Count the lines in the entries below that contain the string "Российский", and give only that number.

── AVAILABLE DATA ──

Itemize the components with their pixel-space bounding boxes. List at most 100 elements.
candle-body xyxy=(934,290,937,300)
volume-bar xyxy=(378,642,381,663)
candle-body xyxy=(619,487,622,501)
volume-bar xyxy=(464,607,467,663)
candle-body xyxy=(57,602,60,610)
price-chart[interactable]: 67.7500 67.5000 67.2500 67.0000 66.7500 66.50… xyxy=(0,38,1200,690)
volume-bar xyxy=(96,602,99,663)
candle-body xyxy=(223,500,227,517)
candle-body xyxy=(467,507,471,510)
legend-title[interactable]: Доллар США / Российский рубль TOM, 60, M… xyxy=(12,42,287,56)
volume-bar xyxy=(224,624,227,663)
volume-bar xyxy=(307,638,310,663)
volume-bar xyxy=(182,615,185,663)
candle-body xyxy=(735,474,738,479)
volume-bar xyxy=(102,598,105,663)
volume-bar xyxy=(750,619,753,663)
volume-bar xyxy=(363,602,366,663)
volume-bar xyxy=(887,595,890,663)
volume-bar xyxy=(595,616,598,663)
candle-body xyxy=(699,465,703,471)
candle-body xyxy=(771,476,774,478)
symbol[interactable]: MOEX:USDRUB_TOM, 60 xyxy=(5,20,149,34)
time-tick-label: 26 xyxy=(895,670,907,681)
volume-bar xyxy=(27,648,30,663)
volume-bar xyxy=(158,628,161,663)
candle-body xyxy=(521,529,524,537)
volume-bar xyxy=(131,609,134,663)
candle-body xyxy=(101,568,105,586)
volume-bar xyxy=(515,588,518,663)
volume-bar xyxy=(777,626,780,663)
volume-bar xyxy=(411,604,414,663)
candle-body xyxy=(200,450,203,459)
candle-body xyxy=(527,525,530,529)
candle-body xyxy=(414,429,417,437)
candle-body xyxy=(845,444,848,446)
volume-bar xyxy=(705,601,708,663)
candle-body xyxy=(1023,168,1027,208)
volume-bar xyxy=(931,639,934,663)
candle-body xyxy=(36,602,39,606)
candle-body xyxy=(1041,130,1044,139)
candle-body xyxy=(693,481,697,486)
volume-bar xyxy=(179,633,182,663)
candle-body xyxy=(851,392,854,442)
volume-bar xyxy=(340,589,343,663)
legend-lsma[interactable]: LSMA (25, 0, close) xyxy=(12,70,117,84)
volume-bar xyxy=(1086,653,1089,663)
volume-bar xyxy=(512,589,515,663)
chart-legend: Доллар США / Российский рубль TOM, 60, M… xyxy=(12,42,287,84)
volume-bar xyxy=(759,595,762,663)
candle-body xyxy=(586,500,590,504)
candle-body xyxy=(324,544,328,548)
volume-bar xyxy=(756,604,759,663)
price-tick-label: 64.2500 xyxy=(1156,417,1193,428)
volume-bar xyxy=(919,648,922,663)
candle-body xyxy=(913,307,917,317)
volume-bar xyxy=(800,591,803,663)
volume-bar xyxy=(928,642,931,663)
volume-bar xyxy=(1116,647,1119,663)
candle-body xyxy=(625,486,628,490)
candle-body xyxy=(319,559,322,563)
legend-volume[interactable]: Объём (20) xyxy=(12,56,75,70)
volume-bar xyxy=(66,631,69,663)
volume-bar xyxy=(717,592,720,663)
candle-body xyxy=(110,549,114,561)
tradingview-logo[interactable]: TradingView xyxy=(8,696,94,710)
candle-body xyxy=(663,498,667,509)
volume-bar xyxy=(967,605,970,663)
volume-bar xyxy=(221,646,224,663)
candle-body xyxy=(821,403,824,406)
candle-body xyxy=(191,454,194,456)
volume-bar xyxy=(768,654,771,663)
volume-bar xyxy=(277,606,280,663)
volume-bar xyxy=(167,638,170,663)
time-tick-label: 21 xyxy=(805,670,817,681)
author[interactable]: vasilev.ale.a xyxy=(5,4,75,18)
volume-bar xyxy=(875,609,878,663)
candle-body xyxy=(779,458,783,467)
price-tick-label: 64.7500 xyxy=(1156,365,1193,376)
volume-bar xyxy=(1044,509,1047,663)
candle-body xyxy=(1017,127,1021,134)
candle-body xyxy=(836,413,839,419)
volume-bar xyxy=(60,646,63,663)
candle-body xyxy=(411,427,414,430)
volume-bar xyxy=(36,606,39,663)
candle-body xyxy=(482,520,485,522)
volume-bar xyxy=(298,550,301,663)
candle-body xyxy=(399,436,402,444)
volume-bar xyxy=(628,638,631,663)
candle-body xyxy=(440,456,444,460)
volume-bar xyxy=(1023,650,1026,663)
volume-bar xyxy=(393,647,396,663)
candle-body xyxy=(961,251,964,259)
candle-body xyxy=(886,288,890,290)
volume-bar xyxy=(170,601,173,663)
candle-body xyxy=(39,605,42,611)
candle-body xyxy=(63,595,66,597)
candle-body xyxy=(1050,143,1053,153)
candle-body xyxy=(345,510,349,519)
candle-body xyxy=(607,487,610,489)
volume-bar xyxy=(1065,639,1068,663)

───

_EXERCISE RESULT_.
2